> [WHAT IS REQUIRED]:
Each line below should be quoted exactly, please.

> [SUPPLIED INFORMATION]:
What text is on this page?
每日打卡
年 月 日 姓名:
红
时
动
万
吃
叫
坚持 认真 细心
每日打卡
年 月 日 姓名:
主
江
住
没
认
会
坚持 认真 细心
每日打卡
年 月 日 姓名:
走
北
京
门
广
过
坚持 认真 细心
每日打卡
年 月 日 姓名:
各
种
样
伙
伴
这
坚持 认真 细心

> [ANSWER IN FULL]:
What text is on this page?
每日打卡
年 月 日 姓名:
红
时
动
万
吃
叫
坚持 认真 细心
每日打卡
年 月 日 姓名:
主
江
住
没
认
会
坚持 认真 细心
每日打卡
年 月 日 姓名:
走
北
京
门
广
过
坚持 认真 细心
每日打卡
年 月 日 姓名:
各
种
样
伙
伴
这
坚持 认真 细心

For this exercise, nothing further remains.